• [STATED TASK]:
Report every line from the material that contains the word "active".

• [DATA SECTION]:
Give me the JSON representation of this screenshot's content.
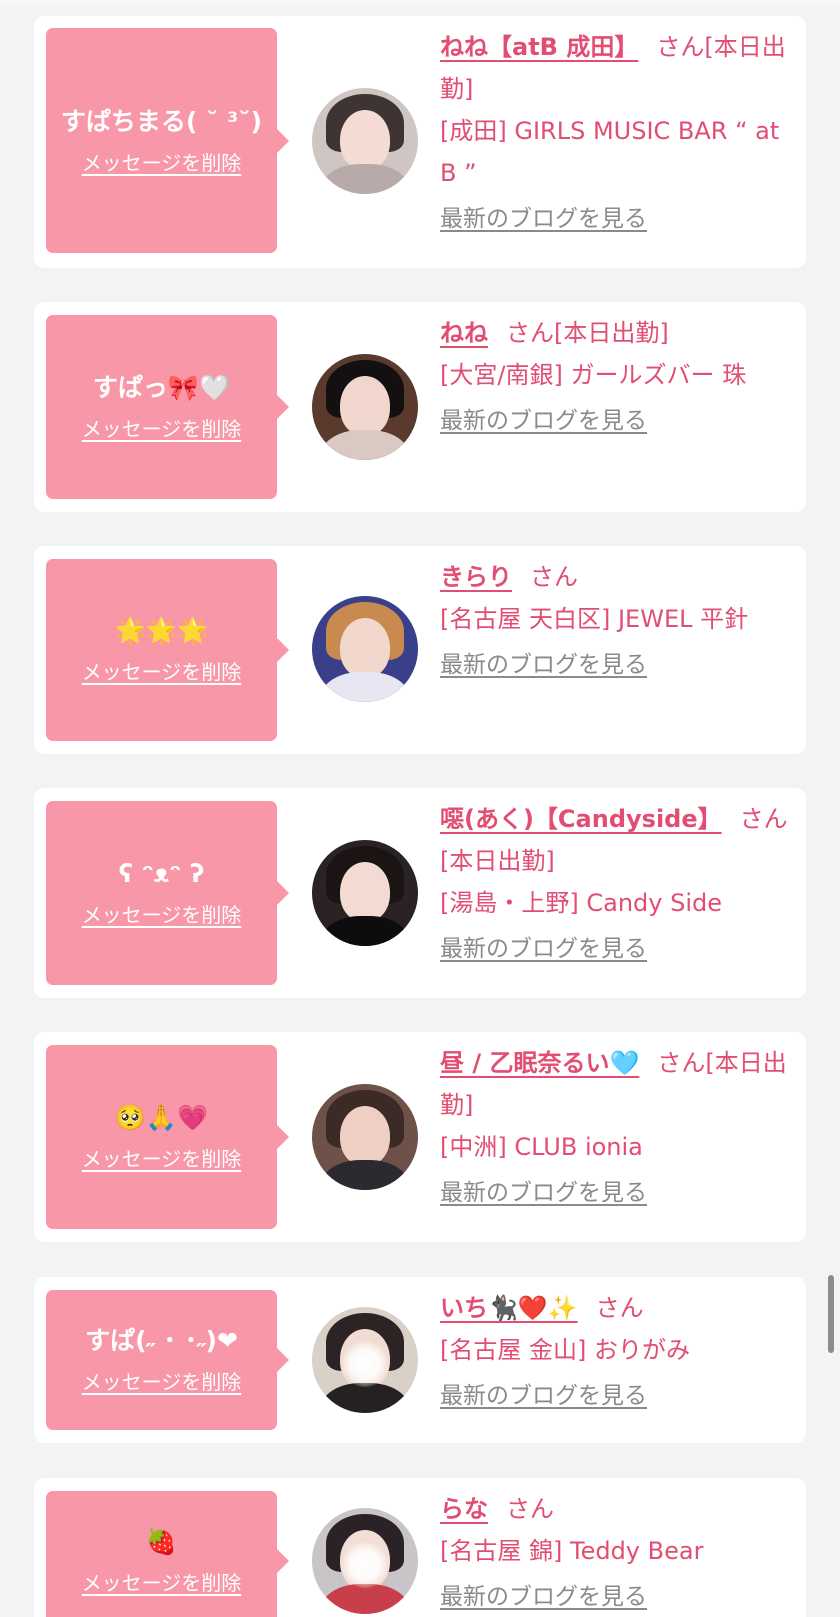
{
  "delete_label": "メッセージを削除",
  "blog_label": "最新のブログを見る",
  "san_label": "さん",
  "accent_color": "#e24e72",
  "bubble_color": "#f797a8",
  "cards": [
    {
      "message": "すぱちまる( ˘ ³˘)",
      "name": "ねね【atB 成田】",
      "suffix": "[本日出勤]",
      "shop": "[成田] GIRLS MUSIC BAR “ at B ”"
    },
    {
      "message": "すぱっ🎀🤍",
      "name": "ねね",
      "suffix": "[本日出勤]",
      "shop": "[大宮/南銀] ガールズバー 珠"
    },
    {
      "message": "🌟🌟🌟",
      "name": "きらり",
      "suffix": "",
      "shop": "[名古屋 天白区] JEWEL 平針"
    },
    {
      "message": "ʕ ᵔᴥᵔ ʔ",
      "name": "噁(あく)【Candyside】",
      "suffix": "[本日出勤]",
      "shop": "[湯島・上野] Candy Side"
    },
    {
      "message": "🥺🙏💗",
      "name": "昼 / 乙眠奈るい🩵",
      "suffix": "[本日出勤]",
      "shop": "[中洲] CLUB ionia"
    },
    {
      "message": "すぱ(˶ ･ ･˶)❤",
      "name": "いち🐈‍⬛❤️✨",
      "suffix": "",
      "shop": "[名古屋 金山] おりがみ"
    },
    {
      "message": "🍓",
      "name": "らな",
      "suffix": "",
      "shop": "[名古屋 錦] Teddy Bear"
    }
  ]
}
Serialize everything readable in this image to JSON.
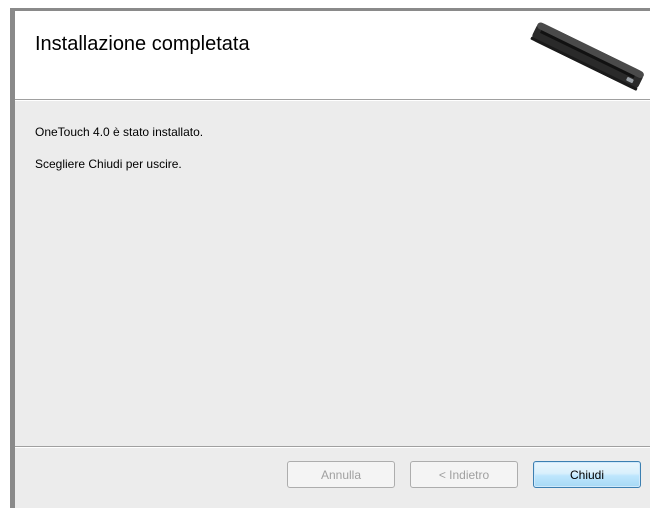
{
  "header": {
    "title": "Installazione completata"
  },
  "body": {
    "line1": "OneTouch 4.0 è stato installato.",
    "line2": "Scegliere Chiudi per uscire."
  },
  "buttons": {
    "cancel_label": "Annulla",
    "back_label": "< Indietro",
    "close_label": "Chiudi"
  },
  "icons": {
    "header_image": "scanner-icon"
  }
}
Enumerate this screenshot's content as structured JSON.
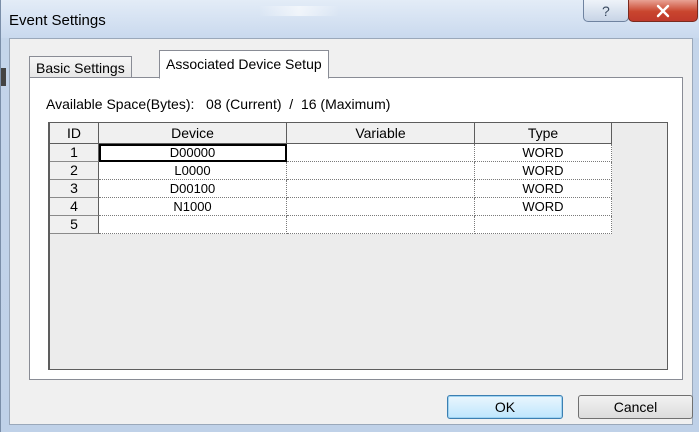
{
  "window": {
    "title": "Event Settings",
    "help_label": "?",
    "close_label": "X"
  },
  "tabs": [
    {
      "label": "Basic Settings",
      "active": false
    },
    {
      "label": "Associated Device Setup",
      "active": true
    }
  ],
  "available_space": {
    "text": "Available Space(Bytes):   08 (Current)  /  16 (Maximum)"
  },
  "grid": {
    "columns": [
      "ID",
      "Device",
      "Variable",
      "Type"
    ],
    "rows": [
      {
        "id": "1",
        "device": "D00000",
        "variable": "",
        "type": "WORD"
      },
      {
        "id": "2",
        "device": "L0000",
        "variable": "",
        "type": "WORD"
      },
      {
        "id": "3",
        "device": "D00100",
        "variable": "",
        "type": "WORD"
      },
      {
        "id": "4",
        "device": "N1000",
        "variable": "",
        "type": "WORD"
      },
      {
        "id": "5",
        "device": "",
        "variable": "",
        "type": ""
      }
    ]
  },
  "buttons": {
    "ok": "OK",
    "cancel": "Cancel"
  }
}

==

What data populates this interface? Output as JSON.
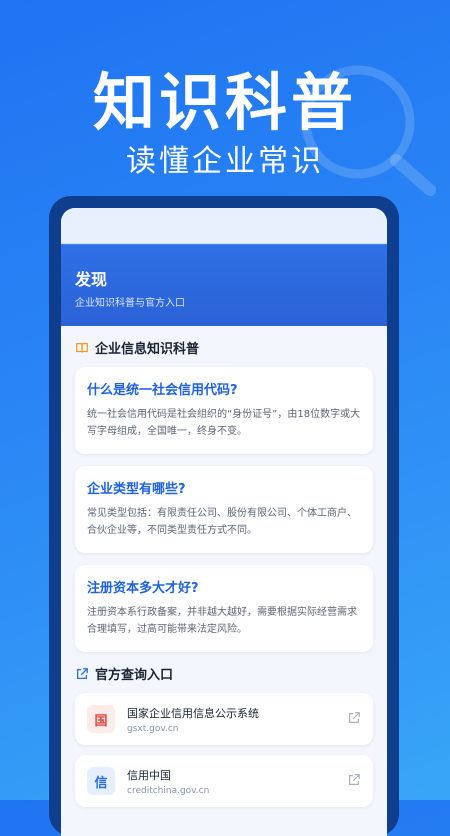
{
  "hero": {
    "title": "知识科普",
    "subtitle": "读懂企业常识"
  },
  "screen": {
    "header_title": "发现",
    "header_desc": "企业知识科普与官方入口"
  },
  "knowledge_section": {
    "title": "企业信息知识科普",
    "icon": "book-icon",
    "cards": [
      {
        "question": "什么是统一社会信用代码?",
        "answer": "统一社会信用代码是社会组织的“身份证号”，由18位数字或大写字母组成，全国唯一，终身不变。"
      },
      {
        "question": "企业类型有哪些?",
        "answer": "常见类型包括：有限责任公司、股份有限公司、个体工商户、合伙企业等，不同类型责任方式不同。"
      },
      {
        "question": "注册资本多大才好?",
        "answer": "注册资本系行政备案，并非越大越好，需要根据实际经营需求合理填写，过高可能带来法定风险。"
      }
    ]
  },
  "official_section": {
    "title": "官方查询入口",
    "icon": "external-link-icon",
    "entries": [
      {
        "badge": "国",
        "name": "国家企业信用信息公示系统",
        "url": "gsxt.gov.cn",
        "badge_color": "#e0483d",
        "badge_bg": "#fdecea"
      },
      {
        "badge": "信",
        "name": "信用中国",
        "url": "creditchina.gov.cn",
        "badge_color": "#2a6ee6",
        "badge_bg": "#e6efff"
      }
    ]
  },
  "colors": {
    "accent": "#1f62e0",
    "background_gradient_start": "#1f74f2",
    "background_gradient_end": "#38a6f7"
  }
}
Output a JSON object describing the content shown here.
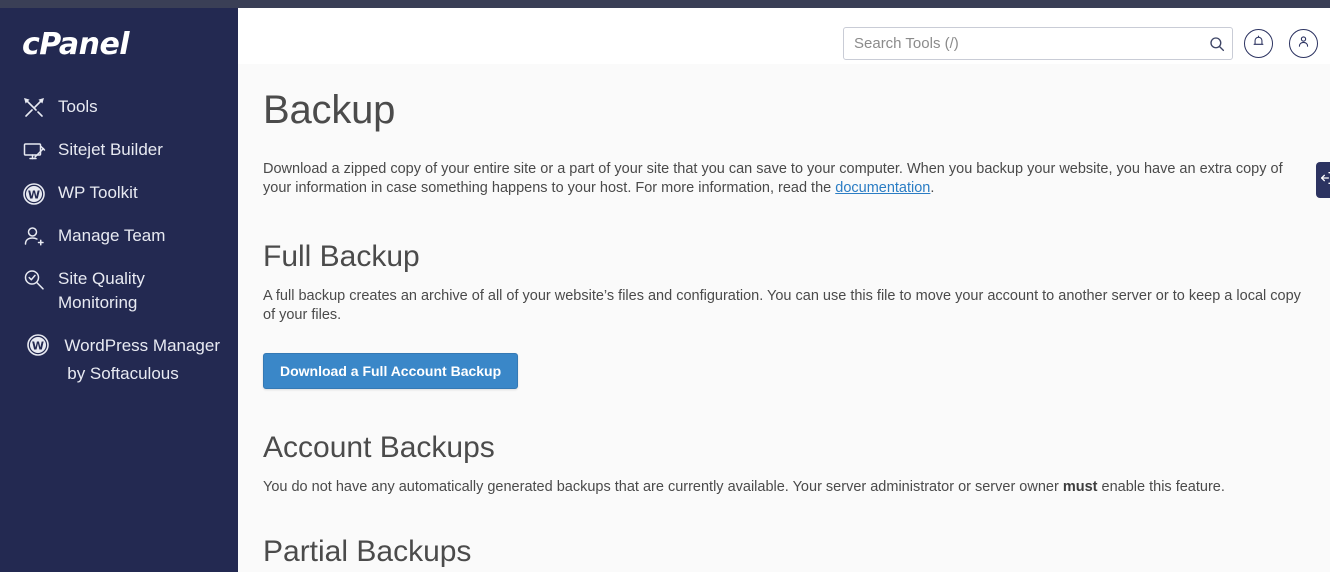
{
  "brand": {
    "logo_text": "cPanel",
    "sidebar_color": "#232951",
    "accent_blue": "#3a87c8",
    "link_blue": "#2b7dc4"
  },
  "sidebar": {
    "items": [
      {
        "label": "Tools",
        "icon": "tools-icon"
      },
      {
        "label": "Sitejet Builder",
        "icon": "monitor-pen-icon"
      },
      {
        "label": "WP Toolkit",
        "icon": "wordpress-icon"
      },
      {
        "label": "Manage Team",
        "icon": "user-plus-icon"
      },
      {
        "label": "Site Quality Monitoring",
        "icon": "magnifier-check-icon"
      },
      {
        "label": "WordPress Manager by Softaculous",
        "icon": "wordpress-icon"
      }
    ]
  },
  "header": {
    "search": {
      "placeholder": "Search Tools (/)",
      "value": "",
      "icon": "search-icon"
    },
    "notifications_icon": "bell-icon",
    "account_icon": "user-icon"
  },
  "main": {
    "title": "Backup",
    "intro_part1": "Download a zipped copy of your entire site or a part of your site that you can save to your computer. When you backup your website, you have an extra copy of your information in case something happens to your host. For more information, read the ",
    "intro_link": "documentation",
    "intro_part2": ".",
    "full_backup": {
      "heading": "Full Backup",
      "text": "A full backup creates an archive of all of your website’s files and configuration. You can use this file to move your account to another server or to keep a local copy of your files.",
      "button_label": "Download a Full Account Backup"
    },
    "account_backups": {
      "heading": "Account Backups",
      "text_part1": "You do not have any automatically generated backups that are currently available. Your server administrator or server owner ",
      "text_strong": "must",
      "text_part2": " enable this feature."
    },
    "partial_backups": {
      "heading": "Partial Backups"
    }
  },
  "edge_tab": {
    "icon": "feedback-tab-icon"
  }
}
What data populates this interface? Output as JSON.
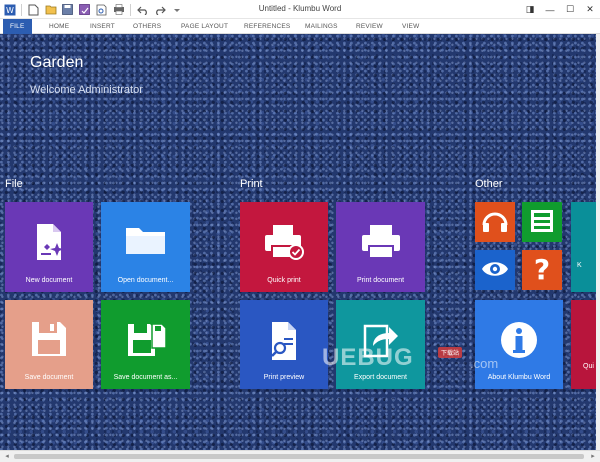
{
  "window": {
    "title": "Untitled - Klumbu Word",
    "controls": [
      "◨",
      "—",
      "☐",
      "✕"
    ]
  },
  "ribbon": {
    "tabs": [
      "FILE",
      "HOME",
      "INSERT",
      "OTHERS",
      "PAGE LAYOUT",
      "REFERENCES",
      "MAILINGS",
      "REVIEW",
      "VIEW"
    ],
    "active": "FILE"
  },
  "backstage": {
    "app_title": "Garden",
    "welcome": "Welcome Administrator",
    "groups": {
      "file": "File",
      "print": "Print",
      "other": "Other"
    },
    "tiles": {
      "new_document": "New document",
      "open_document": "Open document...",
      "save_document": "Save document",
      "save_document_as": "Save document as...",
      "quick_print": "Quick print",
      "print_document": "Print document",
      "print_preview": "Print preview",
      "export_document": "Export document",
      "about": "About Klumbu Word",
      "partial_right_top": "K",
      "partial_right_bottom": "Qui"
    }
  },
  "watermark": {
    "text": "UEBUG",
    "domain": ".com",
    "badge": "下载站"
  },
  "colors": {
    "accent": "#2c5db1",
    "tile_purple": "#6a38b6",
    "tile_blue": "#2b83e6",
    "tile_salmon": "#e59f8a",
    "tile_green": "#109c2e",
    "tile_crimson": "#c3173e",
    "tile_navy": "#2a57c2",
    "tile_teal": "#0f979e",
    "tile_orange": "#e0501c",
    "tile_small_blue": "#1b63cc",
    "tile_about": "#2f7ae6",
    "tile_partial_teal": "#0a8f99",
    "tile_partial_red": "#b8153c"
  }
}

--

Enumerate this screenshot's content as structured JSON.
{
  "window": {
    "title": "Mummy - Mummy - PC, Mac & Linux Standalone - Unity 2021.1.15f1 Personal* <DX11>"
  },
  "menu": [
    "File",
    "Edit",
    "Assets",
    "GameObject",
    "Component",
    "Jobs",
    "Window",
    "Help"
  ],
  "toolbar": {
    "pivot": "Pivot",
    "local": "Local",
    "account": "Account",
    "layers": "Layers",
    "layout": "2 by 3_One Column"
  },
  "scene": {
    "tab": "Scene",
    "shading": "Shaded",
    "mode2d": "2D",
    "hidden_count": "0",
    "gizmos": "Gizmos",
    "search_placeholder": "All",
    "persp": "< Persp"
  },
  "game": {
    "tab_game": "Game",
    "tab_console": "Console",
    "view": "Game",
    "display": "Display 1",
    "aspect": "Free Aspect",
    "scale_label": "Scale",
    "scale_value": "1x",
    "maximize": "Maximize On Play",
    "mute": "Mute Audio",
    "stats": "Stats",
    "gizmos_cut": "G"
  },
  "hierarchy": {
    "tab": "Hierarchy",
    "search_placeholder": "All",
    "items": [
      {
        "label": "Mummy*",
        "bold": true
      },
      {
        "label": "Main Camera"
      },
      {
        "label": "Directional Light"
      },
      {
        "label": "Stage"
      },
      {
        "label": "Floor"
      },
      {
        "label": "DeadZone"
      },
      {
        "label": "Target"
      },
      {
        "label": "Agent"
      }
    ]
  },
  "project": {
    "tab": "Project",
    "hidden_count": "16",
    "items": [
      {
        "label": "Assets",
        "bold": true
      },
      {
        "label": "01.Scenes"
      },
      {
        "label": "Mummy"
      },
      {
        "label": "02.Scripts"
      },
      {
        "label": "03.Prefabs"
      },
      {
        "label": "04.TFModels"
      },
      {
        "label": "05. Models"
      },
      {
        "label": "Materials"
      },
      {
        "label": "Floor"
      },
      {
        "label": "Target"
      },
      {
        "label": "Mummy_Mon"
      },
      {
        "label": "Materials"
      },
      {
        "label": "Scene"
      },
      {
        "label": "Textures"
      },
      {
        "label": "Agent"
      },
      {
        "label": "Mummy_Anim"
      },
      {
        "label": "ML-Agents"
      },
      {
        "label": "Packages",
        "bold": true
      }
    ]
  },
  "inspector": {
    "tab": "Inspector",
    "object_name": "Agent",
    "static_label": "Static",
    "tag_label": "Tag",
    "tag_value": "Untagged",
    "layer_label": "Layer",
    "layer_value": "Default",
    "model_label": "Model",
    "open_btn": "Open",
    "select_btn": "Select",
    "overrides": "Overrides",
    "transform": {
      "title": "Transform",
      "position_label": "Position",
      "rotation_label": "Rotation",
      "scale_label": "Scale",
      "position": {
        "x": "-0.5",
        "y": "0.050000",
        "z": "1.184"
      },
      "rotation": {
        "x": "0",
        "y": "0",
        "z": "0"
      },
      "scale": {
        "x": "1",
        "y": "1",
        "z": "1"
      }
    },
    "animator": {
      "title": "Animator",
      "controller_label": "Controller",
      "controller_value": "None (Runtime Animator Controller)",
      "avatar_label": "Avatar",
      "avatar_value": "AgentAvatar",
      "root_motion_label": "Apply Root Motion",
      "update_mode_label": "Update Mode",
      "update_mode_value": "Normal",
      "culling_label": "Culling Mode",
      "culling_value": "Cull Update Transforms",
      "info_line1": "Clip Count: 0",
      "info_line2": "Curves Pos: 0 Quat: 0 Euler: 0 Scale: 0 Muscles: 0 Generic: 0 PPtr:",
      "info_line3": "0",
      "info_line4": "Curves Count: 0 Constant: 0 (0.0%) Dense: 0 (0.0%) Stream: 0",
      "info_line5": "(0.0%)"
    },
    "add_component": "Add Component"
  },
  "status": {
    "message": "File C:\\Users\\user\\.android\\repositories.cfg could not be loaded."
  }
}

• [REPLY TO THE TASK]:
      "active": false
      "active": true
    "active": "FILE"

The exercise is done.